Exercise requirements
Identify each line below containing the string "text" and copy it.

Provided records
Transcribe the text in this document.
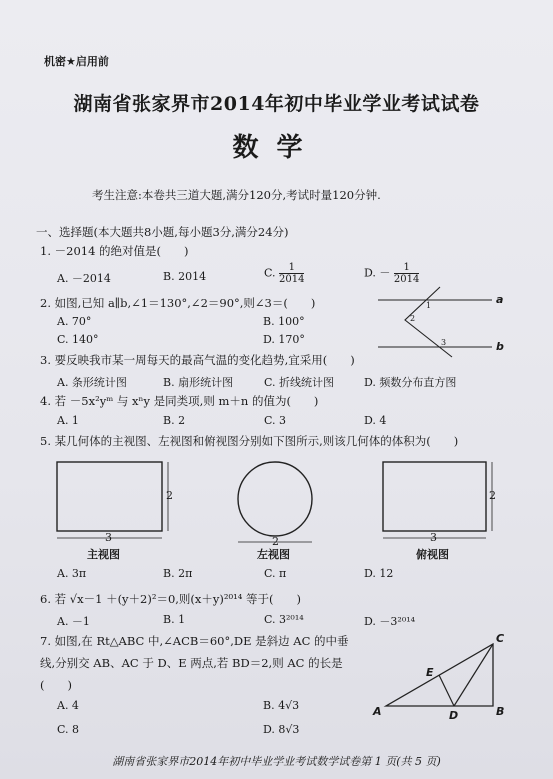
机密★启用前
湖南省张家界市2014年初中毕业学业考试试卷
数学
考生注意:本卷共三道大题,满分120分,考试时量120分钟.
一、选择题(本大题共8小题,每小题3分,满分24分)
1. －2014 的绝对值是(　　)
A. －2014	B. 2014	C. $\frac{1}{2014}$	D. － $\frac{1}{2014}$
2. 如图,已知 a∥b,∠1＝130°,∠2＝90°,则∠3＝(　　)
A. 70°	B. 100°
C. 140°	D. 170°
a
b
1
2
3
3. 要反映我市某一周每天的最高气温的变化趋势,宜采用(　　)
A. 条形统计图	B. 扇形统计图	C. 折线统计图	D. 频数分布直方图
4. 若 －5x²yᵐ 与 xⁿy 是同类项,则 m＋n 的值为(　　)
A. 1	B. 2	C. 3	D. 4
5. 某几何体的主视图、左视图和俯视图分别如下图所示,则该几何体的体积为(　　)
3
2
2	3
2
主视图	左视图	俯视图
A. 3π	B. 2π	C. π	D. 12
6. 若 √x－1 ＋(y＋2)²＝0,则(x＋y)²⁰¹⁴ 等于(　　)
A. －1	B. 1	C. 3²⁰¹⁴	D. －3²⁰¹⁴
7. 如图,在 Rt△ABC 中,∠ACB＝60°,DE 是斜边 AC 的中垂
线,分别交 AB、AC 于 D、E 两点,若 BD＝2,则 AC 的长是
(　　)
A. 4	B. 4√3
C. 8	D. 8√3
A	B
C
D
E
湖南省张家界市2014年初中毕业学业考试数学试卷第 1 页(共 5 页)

==

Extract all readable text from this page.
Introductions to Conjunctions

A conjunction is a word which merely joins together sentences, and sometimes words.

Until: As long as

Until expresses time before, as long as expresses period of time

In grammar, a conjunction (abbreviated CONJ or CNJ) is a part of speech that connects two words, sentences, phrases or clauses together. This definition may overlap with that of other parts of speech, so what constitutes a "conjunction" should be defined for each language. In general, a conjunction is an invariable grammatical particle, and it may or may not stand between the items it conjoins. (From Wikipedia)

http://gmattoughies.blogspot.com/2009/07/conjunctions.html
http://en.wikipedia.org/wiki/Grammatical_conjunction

==

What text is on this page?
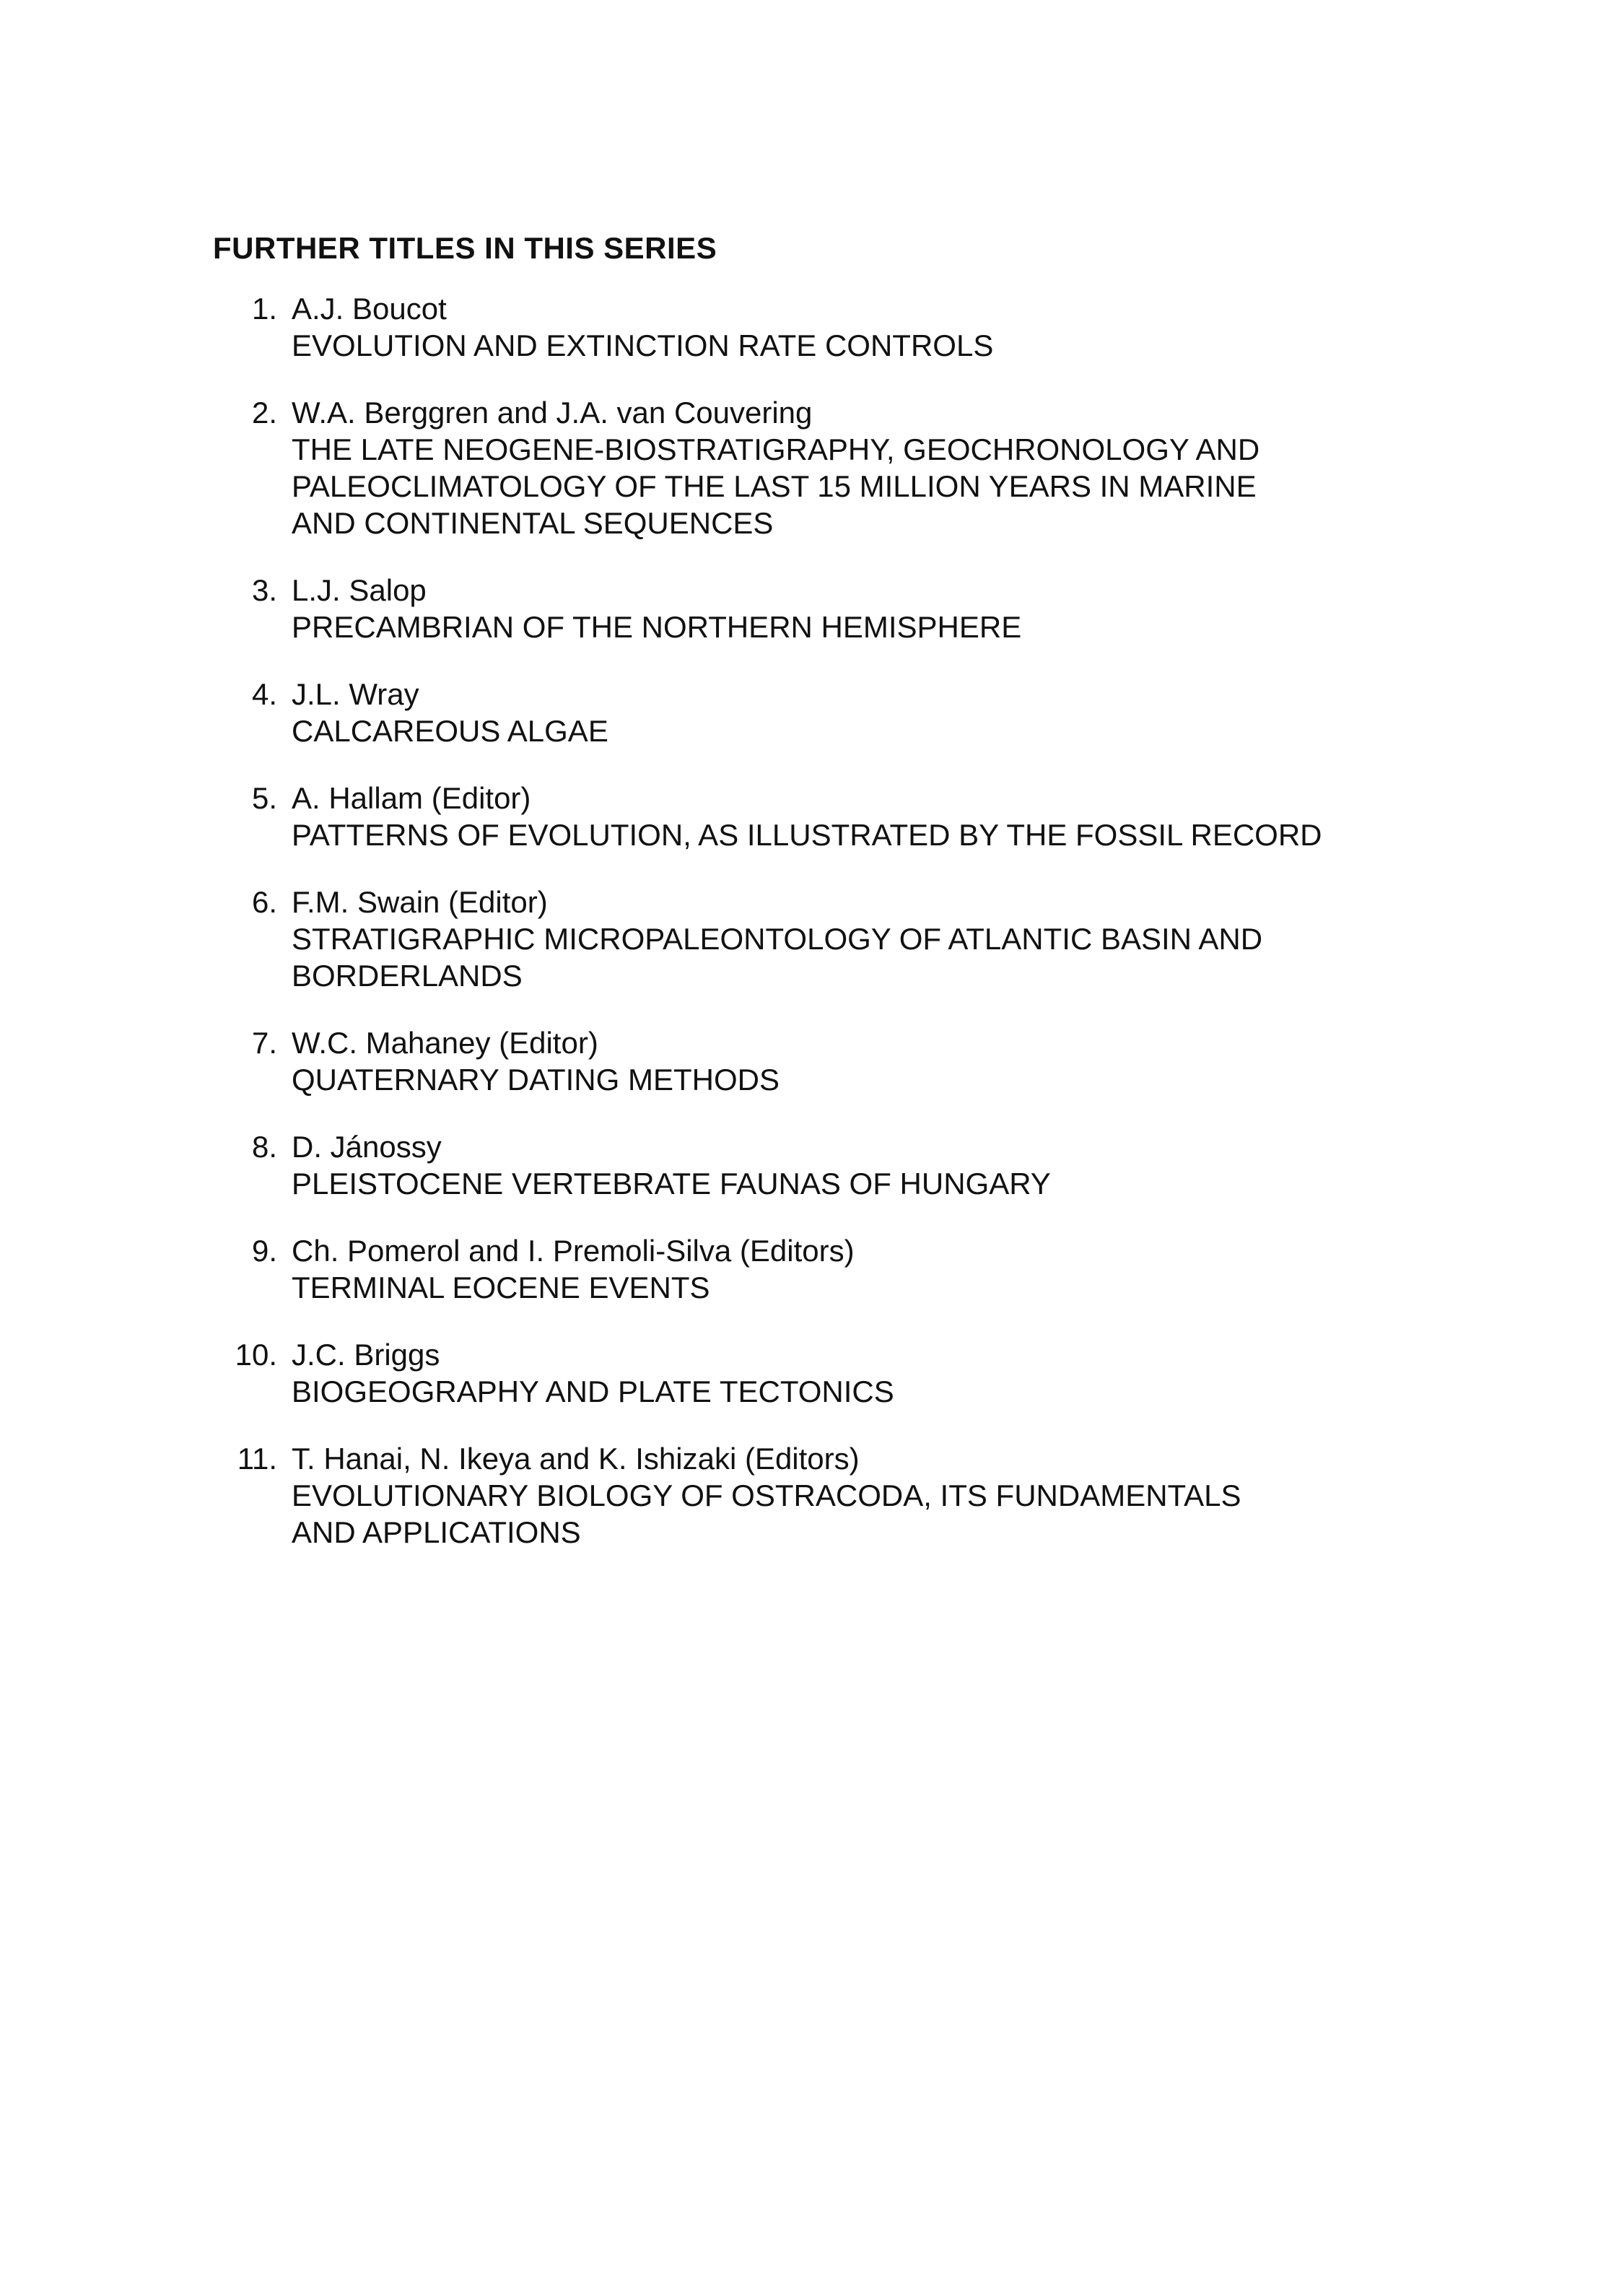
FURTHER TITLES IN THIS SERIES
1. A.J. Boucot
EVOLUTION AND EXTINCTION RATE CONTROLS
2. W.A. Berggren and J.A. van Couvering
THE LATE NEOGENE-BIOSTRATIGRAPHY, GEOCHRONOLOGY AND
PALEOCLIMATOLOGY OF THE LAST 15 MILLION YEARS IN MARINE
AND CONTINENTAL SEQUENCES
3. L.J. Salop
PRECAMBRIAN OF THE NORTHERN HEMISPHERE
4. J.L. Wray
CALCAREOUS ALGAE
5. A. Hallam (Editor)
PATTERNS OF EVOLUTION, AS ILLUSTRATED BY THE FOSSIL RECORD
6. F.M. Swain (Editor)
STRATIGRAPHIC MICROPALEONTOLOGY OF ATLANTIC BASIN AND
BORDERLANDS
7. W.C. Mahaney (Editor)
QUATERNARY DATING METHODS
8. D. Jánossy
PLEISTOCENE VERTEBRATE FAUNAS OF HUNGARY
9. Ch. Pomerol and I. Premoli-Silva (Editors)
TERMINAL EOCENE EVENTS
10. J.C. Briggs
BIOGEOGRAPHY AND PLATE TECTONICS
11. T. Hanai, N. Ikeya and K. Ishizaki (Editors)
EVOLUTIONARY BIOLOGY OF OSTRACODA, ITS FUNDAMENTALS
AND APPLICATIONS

Written response
Transcribe the text in this document.
Extract all readable text from this page.
What text is on this page?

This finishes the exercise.